*Written instruction*:
Can you reproduce every one of the rows below, word for word and in the same order?

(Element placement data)
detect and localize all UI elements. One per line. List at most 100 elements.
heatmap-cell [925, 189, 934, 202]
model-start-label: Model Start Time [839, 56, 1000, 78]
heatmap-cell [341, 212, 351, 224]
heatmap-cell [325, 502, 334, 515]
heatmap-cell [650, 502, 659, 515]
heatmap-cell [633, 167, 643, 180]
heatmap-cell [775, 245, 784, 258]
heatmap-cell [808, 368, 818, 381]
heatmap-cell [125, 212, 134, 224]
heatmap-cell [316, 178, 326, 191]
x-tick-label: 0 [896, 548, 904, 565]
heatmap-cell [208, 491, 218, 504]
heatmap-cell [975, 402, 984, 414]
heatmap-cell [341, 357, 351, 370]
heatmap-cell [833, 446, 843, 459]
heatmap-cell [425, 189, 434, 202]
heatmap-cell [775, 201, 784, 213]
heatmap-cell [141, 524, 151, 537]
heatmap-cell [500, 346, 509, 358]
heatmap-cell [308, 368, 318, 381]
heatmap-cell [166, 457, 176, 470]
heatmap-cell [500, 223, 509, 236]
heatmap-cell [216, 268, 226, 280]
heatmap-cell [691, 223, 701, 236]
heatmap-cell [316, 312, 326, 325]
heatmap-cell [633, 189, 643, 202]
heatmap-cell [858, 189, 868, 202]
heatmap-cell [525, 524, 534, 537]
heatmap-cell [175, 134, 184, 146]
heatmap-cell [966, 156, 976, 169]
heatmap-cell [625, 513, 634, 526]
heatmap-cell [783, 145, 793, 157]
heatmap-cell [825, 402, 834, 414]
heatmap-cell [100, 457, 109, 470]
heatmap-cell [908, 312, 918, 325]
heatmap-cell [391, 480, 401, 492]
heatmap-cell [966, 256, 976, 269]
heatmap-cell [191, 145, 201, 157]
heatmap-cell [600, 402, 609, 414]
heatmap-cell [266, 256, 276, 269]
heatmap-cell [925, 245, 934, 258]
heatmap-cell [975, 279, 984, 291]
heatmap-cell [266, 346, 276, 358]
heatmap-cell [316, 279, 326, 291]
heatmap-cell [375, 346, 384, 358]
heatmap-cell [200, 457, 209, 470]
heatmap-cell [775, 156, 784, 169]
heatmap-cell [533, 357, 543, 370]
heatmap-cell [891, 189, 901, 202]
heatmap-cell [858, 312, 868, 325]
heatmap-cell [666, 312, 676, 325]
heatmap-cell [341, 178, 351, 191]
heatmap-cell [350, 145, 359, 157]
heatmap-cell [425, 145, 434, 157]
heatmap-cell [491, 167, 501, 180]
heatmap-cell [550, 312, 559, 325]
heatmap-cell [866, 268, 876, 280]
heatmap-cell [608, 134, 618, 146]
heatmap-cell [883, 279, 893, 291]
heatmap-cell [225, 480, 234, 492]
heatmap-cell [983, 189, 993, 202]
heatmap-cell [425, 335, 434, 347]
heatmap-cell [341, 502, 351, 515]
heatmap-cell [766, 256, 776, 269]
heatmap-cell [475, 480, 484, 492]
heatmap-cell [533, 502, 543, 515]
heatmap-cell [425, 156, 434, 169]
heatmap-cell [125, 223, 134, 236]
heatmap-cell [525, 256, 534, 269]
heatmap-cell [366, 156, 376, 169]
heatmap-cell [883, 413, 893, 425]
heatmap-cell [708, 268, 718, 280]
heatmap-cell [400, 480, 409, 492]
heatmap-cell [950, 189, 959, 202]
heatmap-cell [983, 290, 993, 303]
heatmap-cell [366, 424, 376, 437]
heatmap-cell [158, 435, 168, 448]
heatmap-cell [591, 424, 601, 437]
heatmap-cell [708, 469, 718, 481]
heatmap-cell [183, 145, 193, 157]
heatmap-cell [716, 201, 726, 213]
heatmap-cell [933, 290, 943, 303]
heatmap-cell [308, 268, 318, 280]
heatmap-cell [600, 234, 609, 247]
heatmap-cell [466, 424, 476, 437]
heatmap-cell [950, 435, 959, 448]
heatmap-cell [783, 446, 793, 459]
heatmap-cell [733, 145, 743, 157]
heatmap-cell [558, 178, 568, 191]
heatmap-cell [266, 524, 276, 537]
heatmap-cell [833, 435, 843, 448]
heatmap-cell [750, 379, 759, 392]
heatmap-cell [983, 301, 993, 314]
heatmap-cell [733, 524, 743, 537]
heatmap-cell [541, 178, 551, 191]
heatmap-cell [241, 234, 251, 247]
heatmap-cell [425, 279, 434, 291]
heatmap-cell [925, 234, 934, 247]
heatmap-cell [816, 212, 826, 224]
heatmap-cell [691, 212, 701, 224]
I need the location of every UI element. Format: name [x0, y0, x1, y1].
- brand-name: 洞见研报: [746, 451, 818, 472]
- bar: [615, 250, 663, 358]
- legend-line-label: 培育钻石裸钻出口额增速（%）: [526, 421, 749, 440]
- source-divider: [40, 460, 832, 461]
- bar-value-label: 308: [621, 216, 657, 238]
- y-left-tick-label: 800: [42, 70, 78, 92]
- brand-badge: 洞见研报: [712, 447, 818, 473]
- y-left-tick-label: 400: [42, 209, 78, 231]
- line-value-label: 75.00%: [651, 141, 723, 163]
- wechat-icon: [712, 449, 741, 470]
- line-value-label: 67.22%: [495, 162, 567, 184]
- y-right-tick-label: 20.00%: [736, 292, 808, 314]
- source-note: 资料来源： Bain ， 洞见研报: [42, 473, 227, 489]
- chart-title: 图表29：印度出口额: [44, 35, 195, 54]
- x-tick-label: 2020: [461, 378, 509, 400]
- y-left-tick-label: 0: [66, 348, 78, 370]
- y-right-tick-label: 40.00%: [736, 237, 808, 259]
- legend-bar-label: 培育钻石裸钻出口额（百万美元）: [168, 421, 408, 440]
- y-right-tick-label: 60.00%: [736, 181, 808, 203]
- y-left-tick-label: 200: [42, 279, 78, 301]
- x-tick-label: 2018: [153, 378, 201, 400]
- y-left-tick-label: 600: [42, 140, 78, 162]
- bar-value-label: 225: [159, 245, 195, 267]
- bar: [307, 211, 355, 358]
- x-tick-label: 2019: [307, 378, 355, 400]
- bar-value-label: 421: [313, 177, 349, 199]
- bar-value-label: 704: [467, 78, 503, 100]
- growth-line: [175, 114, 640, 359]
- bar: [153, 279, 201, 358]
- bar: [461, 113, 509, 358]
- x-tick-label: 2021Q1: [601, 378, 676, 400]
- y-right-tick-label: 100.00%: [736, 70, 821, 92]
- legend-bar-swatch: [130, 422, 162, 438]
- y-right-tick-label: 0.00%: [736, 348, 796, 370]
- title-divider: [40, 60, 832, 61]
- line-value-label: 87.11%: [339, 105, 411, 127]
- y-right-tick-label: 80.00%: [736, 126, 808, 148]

*Task solution*:
detect and localize all UI elements. One per line. List at most 100 elements.
heatmap-cell [925, 189, 934, 202]
model-start-label: Model Start Time [839, 56, 1000, 78]
heatmap-cell [341, 212, 351, 224]
heatmap-cell [325, 502, 334, 515]
heatmap-cell [650, 502, 659, 515]
heatmap-cell [633, 167, 643, 180]
heatmap-cell [775, 245, 784, 258]
heatmap-cell [808, 368, 818, 381]
heatmap-cell [125, 212, 134, 224]
heatmap-cell [316, 178, 326, 191]
x-tick-label: 0 [896, 548, 904, 565]
heatmap-cell [208, 491, 218, 504]
heatmap-cell [975, 402, 984, 414]
heatmap-cell [341, 357, 351, 370]
heatmap-cell [833, 446, 843, 459]
heatmap-cell [425, 189, 434, 202]
heatmap-cell [775, 201, 784, 213]
heatmap-cell [141, 524, 151, 537]
heatmap-cell [500, 346, 509, 358]
heatmap-cell [308, 368, 318, 381]
heatmap-cell [166, 457, 176, 470]
heatmap-cell [500, 223, 509, 236]
heatmap-cell [216, 268, 226, 280]
heatmap-cell [691, 223, 701, 236]
heatmap-cell [316, 312, 326, 325]
heatmap-cell [633, 189, 643, 202]
heatmap-cell [858, 189, 868, 202]
heatmap-cell [525, 524, 534, 537]
heatmap-cell [175, 134, 184, 146]
heatmap-cell [966, 156, 976, 169]
heatmap-cell [625, 513, 634, 526]
heatmap-cell [783, 145, 793, 157]
heatmap-cell [825, 402, 834, 414]
heatmap-cell [100, 457, 109, 470]
heatmap-cell [908, 312, 918, 325]
heatmap-cell [391, 480, 401, 492]
heatmap-cell [966, 256, 976, 269]
heatmap-cell [191, 145, 201, 157]
heatmap-cell [600, 402, 609, 414]
heatmap-cell [266, 256, 276, 269]
heatmap-cell [925, 245, 934, 258]
heatmap-cell [975, 279, 984, 291]
heatmap-cell [266, 346, 276, 358]
heatmap-cell [316, 279, 326, 291]
heatmap-cell [375, 346, 384, 358]
heatmap-cell [200, 457, 209, 470]
heatmap-cell [775, 156, 784, 169]
heatmap-cell [533, 357, 543, 370]
heatmap-cell [891, 189, 901, 202]
heatmap-cell [858, 312, 868, 325]
heatmap-cell [666, 312, 676, 325]
heatmap-cell [341, 178, 351, 191]
heatmap-cell [350, 145, 359, 157]
heatmap-cell [425, 145, 434, 157]
heatmap-cell [491, 167, 501, 180]
heatmap-cell [550, 312, 559, 325]
heatmap-cell [866, 268, 876, 280]
heatmap-cell [608, 134, 618, 146]
heatmap-cell [883, 279, 893, 291]
heatmap-cell [225, 480, 234, 492]
heatmap-cell [983, 189, 993, 202]
heatmap-cell [425, 335, 434, 347]
heatmap-cell [341, 502, 351, 515]
heatmap-cell [766, 256, 776, 269]
heatmap-cell [475, 480, 484, 492]
heatmap-cell [533, 502, 543, 515]
heatmap-cell [425, 156, 434, 169]
heatmap-cell [125, 223, 134, 236]
heatmap-cell [525, 256, 534, 269]
heatmap-cell [366, 156, 376, 169]
heatmap-cell [883, 413, 893, 425]
heatmap-cell [708, 268, 718, 280]
heatmap-cell [400, 480, 409, 492]
heatmap-cell [950, 189, 959, 202]
heatmap-cell [983, 290, 993, 303]
heatmap-cell [366, 424, 376, 437]
heatmap-cell [158, 435, 168, 448]
heatmap-cell [591, 424, 601, 437]
heatmap-cell [708, 469, 718, 481]
heatmap-cell [183, 145, 193, 157]
heatmap-cell [716, 201, 726, 213]
heatmap-cell [933, 290, 943, 303]
heatmap-cell [308, 268, 318, 280]
heatmap-cell [600, 234, 609, 247]
heatmap-cell [466, 424, 476, 437]
heatmap-cell [950, 435, 959, 448]
heatmap-cell [783, 446, 793, 459]
heatmap-cell [733, 145, 743, 157]
heatmap-cell [558, 178, 568, 191]
heatmap-cell [266, 524, 276, 537]
heatmap-cell [833, 435, 843, 448]
heatmap-cell [750, 379, 759, 392]
heatmap-cell [983, 301, 993, 314]
heatmap-cell [733, 524, 743, 537]
heatmap-cell [541, 178, 551, 191]
heatmap-cell [241, 234, 251, 247]
heatmap-cell [425, 279, 434, 291]
heatmap-cell [925, 234, 934, 247]
heatmap-cell [816, 212, 826, 224]
heatmap-cell [691, 212, 701, 224]
I need the location of every UI element. Format: name [x0, y0, x1, y1].
- brand-name: 洞见研报: [746, 451, 818, 472]
- bar: [615, 250, 663, 358]
- legend-line-label: 培育钻石裸钻出口额增速（%）: [526, 421, 749, 440]
- source-divider: [40, 460, 832, 461]
- bar-value-label: 308: [621, 216, 657, 238]
- y-left-tick-label: 800: [42, 70, 78, 92]
- brand-badge: 洞见研报: [712, 447, 818, 473]
- y-left-tick-label: 400: [42, 209, 78, 231]
- line-value-label: 75.00%: [651, 141, 723, 163]
- wechat-icon: [712, 449, 741, 470]
- line-value-label: 67.22%: [495, 162, 567, 184]
- y-right-tick-label: 20.00%: [736, 292, 808, 314]
- source-note: 资料来源： Bain ， 洞见研报: [42, 473, 227, 489]
- chart-title: 图表29：印度出口额: [44, 35, 195, 54]
- x-tick-label: 2020: [461, 378, 509, 400]
- y-left-tick-label: 0: [66, 348, 78, 370]
- y-right-tick-label: 40.00%: [736, 237, 808, 259]
- legend-bar-label: 培育钻石裸钻出口额（百万美元）: [168, 421, 408, 440]
- y-right-tick-label: 60.00%: [736, 181, 808, 203]
- y-left-tick-label: 200: [42, 279, 78, 301]
- x-tick-label: 2018: [153, 378, 201, 400]
- y-left-tick-label: 600: [42, 140, 78, 162]
- bar-value-label: 225: [159, 245, 195, 267]
- bar: [307, 211, 355, 358]
- x-tick-label: 2019: [307, 378, 355, 400]
- bar-value-label: 421: [313, 177, 349, 199]
- bar-value-label: 704: [467, 78, 503, 100]
- growth-line: [175, 114, 640, 359]
- bar: [153, 279, 201, 358]
- bar: [461, 113, 509, 358]
- x-tick-label: 2021Q1: [601, 378, 676, 400]
- y-right-tick-label: 100.00%: [736, 70, 821, 92]
- legend-bar-swatch: [130, 422, 162, 438]
- y-right-tick-label: 0.00%: [736, 348, 796, 370]
- title-divider: [40, 60, 832, 61]
- line-value-label: 87.11%: [339, 105, 411, 127]
- y-right-tick-label: 80.00%: [736, 126, 808, 148]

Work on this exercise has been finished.